***** Data provided

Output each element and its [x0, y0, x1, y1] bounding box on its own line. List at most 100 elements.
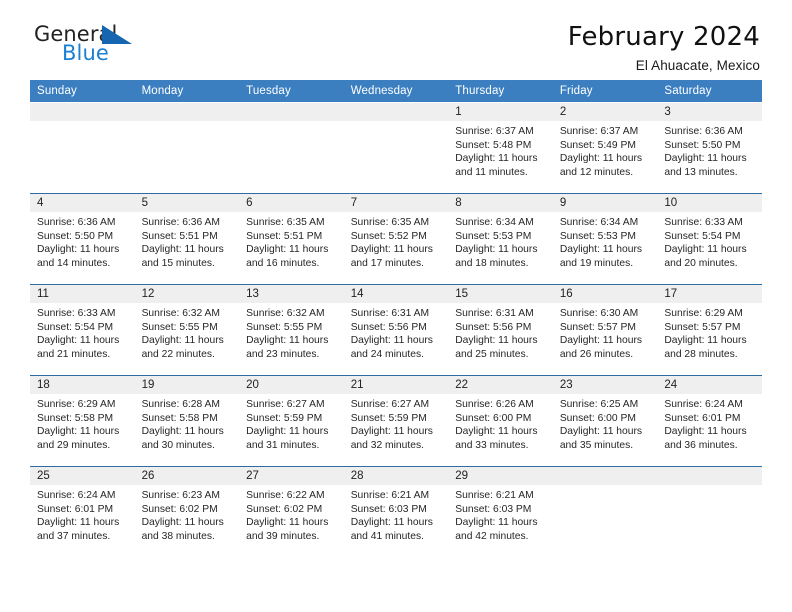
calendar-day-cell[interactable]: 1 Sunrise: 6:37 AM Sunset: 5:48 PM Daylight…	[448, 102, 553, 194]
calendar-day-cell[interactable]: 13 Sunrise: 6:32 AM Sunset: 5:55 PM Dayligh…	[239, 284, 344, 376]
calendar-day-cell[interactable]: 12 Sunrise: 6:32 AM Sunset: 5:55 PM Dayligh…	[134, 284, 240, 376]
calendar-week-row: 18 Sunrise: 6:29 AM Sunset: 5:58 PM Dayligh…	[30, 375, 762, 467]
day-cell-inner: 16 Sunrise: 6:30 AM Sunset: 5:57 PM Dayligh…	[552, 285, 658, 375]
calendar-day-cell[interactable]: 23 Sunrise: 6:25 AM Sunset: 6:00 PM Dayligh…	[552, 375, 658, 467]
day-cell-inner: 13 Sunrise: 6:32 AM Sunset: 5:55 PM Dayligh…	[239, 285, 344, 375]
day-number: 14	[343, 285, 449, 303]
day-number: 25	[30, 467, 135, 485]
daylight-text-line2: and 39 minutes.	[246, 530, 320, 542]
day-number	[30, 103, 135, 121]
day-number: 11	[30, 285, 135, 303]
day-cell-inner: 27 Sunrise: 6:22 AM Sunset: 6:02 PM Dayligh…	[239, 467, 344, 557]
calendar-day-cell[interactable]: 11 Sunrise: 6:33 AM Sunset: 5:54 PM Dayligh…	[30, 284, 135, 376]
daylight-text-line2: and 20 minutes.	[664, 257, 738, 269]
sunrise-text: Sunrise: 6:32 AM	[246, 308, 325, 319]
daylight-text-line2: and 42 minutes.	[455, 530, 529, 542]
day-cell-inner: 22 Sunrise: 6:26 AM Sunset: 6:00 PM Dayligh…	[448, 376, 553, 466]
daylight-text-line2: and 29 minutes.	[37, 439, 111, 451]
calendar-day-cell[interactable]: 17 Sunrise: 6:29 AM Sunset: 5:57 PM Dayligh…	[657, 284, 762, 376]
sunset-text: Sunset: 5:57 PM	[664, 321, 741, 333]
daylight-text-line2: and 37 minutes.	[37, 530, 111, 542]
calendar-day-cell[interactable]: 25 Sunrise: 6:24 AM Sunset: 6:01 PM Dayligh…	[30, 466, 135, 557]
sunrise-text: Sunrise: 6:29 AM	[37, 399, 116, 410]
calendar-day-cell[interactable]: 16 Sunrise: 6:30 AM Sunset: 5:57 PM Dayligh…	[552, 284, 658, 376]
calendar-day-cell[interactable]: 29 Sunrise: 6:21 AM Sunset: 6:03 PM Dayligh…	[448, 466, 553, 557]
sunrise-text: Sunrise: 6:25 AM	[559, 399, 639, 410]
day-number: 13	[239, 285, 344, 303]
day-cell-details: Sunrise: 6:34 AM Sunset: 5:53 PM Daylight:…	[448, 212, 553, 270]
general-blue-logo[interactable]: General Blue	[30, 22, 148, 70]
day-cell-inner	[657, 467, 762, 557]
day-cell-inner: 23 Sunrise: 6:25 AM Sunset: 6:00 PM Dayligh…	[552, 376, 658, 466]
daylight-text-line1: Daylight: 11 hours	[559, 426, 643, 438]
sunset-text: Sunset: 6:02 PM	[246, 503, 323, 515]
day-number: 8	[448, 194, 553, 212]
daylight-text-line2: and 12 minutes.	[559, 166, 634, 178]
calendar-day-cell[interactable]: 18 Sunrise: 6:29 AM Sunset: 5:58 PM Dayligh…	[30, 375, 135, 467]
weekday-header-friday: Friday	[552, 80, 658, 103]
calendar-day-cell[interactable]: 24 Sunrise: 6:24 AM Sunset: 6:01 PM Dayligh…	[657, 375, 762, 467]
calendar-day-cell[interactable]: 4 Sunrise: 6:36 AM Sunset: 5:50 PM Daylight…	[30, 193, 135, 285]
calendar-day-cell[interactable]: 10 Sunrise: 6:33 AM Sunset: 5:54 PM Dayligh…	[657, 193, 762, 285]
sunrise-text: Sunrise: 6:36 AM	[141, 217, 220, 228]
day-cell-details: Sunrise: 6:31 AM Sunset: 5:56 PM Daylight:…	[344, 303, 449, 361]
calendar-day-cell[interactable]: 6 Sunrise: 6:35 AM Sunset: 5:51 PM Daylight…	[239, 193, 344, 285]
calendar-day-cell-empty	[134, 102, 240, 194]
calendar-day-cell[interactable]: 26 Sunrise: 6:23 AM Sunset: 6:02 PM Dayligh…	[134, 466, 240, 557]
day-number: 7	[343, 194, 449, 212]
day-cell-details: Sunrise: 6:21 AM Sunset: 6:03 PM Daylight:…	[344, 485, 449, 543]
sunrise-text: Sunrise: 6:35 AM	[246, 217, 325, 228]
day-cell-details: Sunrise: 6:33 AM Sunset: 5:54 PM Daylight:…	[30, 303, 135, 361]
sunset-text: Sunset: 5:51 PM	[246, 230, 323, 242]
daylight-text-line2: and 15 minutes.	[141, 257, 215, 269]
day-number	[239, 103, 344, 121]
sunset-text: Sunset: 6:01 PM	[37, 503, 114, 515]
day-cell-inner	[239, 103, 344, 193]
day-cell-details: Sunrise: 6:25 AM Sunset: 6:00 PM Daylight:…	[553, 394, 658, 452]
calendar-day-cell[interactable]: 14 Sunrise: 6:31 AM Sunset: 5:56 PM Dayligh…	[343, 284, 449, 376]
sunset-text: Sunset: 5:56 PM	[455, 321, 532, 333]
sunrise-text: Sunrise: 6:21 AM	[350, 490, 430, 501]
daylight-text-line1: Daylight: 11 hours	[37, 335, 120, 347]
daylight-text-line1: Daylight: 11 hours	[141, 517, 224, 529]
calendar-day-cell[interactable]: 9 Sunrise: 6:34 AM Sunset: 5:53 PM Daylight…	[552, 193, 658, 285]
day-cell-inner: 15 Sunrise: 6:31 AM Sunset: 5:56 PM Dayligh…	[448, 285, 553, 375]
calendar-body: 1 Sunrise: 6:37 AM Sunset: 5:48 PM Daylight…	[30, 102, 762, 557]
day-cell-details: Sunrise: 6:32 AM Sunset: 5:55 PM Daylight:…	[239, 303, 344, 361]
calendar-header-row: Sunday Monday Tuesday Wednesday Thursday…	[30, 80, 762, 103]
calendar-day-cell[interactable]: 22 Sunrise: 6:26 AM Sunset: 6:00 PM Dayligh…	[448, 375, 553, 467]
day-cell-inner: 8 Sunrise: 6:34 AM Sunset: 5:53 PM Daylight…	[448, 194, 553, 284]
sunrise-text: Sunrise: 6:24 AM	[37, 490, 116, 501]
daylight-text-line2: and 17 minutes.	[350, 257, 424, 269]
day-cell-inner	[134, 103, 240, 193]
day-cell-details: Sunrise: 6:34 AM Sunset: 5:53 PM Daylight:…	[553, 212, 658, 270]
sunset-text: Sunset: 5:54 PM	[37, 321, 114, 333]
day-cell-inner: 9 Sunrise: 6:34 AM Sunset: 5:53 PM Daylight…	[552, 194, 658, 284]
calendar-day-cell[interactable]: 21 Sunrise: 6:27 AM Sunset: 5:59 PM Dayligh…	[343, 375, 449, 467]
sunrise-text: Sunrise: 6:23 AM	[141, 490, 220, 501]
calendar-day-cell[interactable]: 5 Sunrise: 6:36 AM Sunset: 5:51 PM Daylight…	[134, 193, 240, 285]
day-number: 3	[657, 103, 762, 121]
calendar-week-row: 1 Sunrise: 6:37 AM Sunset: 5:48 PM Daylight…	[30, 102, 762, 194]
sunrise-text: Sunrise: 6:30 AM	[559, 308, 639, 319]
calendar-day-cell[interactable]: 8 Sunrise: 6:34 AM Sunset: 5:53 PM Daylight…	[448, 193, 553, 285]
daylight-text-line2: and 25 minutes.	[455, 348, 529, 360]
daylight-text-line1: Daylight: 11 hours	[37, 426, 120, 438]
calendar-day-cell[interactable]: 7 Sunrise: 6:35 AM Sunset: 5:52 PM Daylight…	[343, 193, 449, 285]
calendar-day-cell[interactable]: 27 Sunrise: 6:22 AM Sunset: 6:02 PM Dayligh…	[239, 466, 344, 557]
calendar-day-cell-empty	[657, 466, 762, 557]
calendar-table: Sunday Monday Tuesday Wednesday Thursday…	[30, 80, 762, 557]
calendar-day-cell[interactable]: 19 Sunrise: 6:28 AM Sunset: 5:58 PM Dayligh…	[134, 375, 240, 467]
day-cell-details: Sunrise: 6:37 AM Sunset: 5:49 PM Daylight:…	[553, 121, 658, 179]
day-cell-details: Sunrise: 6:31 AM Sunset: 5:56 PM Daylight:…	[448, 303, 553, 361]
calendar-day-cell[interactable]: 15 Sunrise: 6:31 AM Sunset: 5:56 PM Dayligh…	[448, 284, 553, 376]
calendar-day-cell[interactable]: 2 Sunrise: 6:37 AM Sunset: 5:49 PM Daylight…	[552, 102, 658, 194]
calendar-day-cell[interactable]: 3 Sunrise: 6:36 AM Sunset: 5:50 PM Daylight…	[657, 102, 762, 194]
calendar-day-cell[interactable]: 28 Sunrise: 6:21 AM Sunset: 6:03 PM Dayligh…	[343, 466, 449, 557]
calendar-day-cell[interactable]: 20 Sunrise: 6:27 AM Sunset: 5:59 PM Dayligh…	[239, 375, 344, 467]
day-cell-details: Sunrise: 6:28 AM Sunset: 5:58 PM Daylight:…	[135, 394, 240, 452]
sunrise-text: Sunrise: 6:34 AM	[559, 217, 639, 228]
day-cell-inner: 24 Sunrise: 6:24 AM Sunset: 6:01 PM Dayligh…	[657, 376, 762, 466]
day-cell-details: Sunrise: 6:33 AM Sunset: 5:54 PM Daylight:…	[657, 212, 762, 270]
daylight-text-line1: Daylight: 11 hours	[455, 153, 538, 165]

**********
***** Data provided

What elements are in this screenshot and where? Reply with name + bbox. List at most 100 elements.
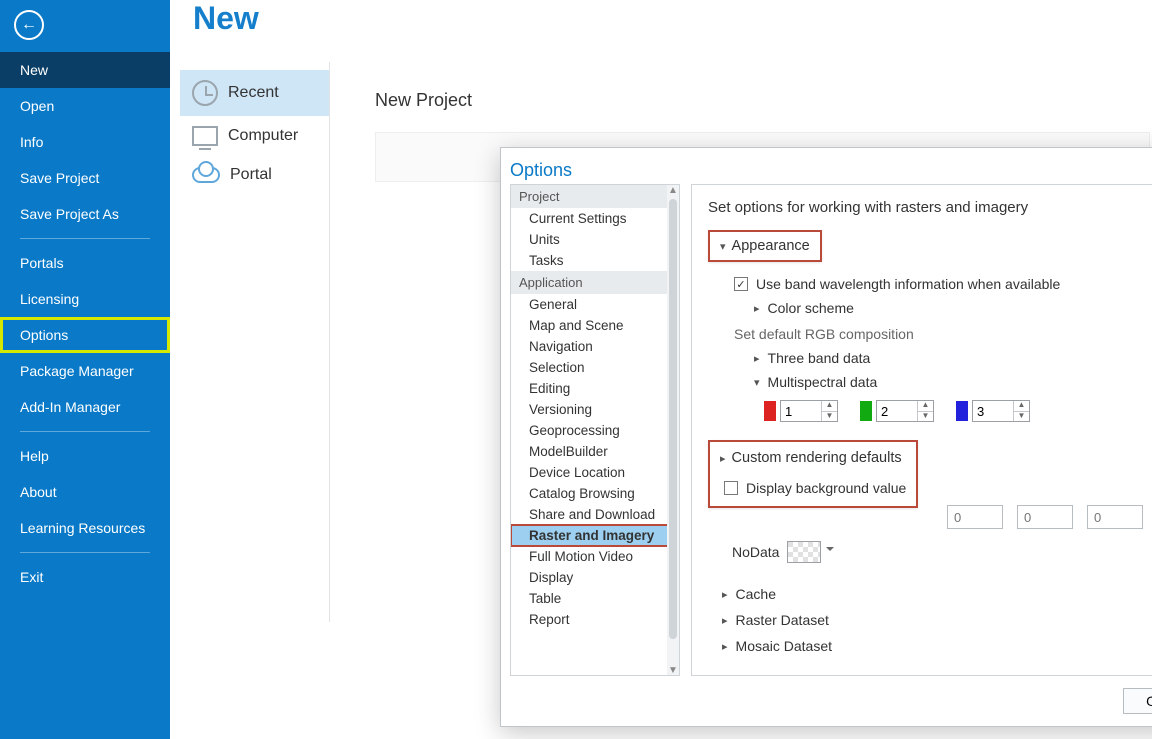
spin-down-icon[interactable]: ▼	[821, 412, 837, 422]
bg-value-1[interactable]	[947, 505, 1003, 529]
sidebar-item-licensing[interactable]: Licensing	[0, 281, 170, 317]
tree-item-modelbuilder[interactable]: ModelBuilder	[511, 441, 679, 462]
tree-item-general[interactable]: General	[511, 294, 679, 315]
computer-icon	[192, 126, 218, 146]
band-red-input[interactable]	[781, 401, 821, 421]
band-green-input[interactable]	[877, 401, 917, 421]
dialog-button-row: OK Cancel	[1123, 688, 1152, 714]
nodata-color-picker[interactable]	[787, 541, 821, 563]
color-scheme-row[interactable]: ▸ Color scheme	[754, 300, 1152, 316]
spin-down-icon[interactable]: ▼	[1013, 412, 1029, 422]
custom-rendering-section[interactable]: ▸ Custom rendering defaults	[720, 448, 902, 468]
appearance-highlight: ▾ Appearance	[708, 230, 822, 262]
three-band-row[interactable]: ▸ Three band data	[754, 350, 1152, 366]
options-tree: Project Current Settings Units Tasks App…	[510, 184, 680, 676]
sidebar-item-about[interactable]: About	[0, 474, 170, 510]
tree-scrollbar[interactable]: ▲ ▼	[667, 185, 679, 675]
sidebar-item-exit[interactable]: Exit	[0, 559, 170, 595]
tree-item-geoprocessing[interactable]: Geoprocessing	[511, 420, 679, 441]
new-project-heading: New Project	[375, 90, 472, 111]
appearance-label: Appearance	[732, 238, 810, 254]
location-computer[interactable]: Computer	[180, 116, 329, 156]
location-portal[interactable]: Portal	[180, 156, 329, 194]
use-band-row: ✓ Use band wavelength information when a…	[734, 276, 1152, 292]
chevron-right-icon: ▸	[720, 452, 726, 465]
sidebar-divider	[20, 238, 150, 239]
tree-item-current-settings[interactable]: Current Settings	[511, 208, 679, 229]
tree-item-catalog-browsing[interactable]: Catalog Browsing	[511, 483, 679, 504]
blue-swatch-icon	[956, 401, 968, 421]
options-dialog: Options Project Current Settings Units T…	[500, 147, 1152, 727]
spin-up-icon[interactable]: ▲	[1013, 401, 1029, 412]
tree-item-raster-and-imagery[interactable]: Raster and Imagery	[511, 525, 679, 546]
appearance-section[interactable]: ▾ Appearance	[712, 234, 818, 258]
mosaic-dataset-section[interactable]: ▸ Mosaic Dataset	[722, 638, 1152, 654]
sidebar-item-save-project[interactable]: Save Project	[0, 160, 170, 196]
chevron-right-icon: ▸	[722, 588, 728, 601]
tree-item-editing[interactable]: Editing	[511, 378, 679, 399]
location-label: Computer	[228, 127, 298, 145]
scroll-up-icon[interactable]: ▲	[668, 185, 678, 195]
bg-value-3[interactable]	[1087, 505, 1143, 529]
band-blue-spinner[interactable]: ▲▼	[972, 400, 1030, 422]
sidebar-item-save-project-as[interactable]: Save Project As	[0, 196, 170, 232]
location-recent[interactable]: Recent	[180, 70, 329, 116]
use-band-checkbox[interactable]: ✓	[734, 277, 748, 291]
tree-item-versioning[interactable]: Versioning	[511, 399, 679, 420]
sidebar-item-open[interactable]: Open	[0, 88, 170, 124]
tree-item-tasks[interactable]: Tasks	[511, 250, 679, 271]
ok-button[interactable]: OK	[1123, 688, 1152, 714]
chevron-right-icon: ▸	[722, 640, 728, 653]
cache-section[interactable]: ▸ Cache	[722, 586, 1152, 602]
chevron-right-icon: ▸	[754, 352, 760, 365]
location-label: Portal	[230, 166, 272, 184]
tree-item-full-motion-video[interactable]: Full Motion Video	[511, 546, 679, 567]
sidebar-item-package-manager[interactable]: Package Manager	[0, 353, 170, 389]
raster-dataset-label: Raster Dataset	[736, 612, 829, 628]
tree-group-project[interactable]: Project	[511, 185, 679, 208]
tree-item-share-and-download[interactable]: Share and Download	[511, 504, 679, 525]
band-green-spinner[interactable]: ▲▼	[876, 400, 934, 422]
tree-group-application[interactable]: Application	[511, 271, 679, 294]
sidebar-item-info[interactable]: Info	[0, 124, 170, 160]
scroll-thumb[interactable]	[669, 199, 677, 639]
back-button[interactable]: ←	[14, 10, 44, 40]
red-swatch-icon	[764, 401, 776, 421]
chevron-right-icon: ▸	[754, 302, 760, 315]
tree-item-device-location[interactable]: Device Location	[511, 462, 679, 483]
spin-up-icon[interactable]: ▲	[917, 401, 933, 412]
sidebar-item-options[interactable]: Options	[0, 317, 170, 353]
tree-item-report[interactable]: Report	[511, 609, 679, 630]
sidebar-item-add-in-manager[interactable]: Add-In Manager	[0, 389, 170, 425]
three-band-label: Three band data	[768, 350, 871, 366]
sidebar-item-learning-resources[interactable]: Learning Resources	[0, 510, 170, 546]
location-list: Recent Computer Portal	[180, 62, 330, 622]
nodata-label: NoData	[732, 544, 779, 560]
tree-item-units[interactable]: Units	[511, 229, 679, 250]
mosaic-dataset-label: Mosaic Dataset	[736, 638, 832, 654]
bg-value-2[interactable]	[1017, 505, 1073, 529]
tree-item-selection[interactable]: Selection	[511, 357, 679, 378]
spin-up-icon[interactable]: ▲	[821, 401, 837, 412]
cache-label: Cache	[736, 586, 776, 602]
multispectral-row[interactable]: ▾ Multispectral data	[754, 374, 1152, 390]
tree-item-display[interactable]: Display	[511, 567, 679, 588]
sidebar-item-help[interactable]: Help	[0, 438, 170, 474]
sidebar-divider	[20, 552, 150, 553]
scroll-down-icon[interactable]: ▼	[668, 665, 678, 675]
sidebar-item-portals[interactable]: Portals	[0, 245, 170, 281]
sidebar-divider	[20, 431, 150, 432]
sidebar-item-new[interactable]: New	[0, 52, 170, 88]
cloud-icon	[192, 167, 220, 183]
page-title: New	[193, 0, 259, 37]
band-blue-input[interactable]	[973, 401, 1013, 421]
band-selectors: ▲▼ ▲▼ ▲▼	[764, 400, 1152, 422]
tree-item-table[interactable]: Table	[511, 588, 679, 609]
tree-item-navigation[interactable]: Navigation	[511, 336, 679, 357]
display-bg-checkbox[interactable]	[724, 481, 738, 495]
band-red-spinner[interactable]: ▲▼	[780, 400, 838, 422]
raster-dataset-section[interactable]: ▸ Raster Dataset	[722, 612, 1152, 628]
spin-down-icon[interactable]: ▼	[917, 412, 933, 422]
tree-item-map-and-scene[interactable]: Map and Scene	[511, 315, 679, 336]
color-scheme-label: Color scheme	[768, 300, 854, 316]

**********

What is required: Repeat, without any change, the data from the line with "calendar-day-cell[interactable]: 1 Sunrise: 6:37" up to and including the line with "calendar-day-cell[interactable]: 12 Sunrise: 6:32".

Solution for this task:
calendar-day-cell[interactable]: 1 Sunrise: 6:37 AM Sunset: 5:48 PM Daylight…	[448, 102, 553, 194]
calendar-day-cell[interactable]: 13 Sunrise: 6:32 AM Sunset: 5:55 PM Dayligh…	[239, 284, 344, 376]
calendar-day-cell[interactable]: 12 Sunrise: 6:32 AM Sunset: 5:55 PM Dayligh…	[134, 284, 240, 376]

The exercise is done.